• _PROBLEM DETAILS_
Check every line below for the string "Services", and copy the lines that contain it.

• _DATASET ENTRIES_
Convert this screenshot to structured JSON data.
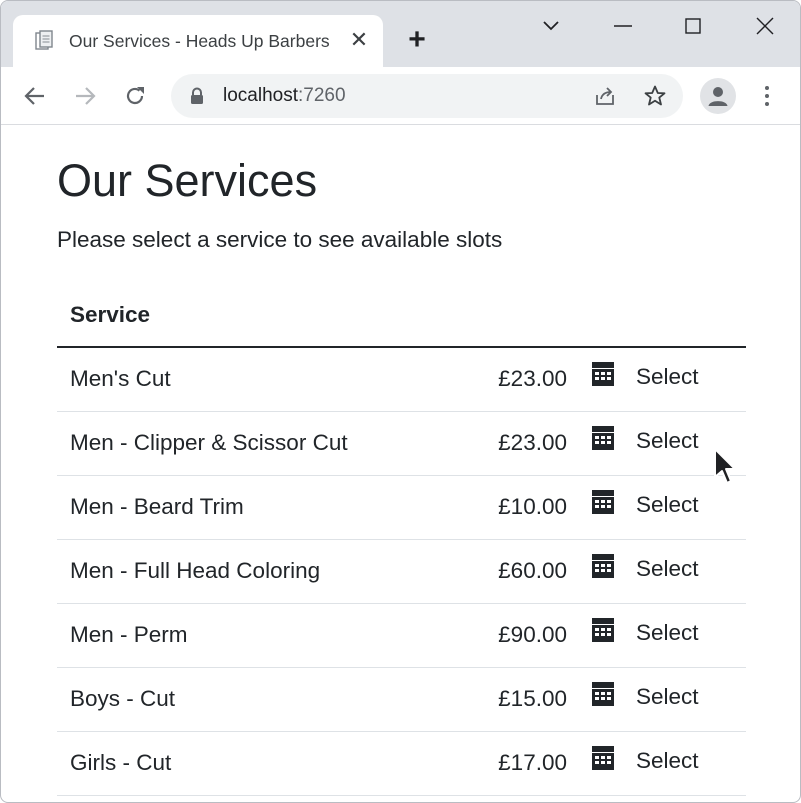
{
  "browser": {
    "tab": {
      "title": "Our Services - Heads Up Barbers",
      "close_symbol": "✕"
    },
    "new_tab_symbol": "+",
    "url": {
      "host": "localhost",
      "port": ":7260"
    }
  },
  "page": {
    "title": "Our Services",
    "subtitle": "Please select a service to see available slots",
    "table": {
      "header": "Service",
      "action_label": "Select",
      "rows": [
        {
          "name": "Men's Cut",
          "price": "£23.00"
        },
        {
          "name": "Men - Clipper & Scissor Cut",
          "price": "£23.00"
        },
        {
          "name": "Men - Beard Trim",
          "price": "£10.00"
        },
        {
          "name": "Men - Full Head Coloring",
          "price": "£60.00"
        },
        {
          "name": "Men - Perm",
          "price": "£90.00"
        },
        {
          "name": "Boys - Cut",
          "price": "£15.00"
        },
        {
          "name": "Girls - Cut",
          "price": "£17.00"
        }
      ]
    }
  },
  "icons": {
    "favicon": "document-favicon-icon",
    "row_action": "calendar-icon"
  },
  "colors": {
    "tabstrip": "#dee1e6",
    "omnibox": "#f1f3f4",
    "text": "#212529",
    "row_border": "#dee2e6"
  }
}
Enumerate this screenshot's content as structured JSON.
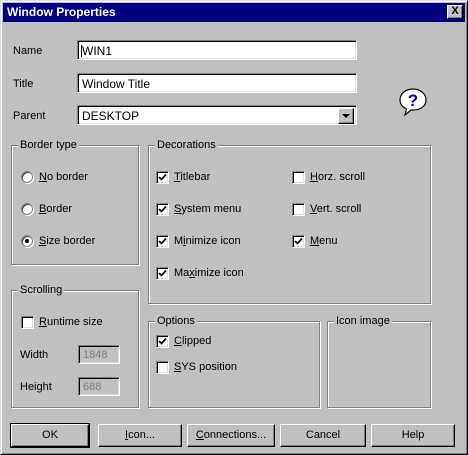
{
  "window": {
    "title": "Window Properties",
    "close_symbol": "X"
  },
  "fields": {
    "name_label": "Name",
    "name_value": "WIN1",
    "title_label": "Title",
    "title_value": "Window Title",
    "parent_label": "Parent",
    "parent_value": "DESKTOP"
  },
  "border_type": {
    "title": "Border type",
    "options": [
      {
        "label": "No border",
        "mnemonic": "N",
        "rest": "o border",
        "selected": false
      },
      {
        "label": "Border",
        "mnemonic": "B",
        "rest": "order",
        "selected": false
      },
      {
        "label": "Size border",
        "mnemonic": "S",
        "rest": "ize border",
        "selected": true
      }
    ]
  },
  "decorations": {
    "title": "Decorations",
    "left": [
      {
        "label": "Titlebar",
        "pre": "",
        "mnemonic": "T",
        "rest": "itlebar",
        "checked": true
      },
      {
        "label": "System menu",
        "pre": "",
        "mnemonic": "S",
        "rest": "ystem menu",
        "checked": true
      },
      {
        "label": "Minimize icon",
        "pre": "M",
        "mnemonic": "i",
        "rest": "nimize icon",
        "checked": true
      },
      {
        "label": "Maximize icon",
        "pre": "Ma",
        "mnemonic": "x",
        "rest": "imize icon",
        "checked": true
      }
    ],
    "right": [
      {
        "label": "Horz. scroll",
        "pre": "",
        "mnemonic": "H",
        "rest": "orz. scroll",
        "checked": false
      },
      {
        "label": "Vert. scroll",
        "pre": "",
        "mnemonic": "V",
        "rest": "ert. scroll",
        "checked": false
      },
      {
        "label": "Menu",
        "pre": "",
        "mnemonic": "M",
        "rest": "enu",
        "checked": true
      }
    ]
  },
  "scrolling": {
    "title": "Scrolling",
    "runtime_pre": "",
    "runtime_mnemonic": "R",
    "runtime_rest": "untime size",
    "runtime_checked": false,
    "width_label": "Width",
    "width_value": "1848",
    "height_label": "Height",
    "height_value": "688"
  },
  "options": {
    "title": "Options",
    "items": [
      {
        "label": "Clipped",
        "pre": "",
        "mnemonic": "C",
        "rest": "lipped",
        "checked": true
      },
      {
        "label": "SYS position",
        "pre": "",
        "mnemonic": "S",
        "rest": "YS position",
        "checked": false
      }
    ]
  },
  "icon_image": {
    "title": "Icon image"
  },
  "buttons": {
    "ok": "OK",
    "icon_mn": "I",
    "icon_rest": "con...",
    "conn_mn": "C",
    "conn_rest": "onnections...",
    "cancel": "Cancel",
    "help": "Help"
  },
  "colors": {
    "titlebar": "#000080",
    "face": "#c0c0c0",
    "help_icon": "#0000cc"
  }
}
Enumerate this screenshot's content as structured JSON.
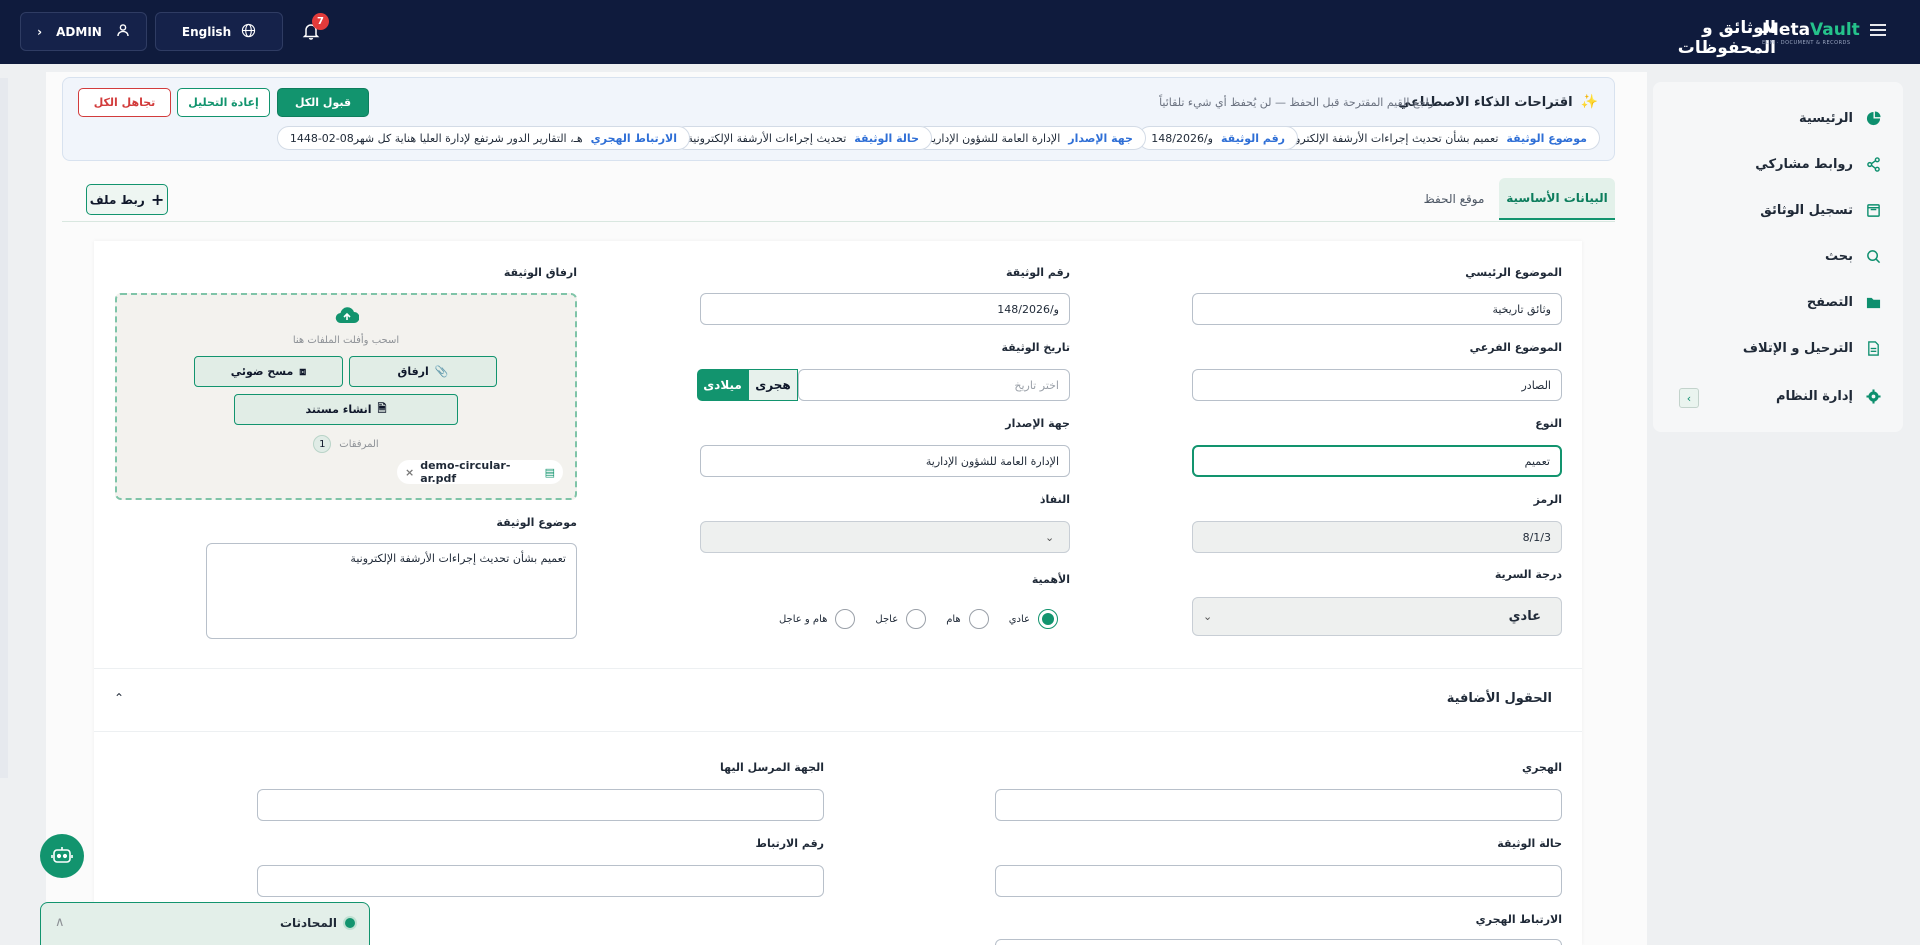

• _COMPLETE RESPONSE_
      "title": "Our Services - Heads Up Barbers",
    "title": "Our Services",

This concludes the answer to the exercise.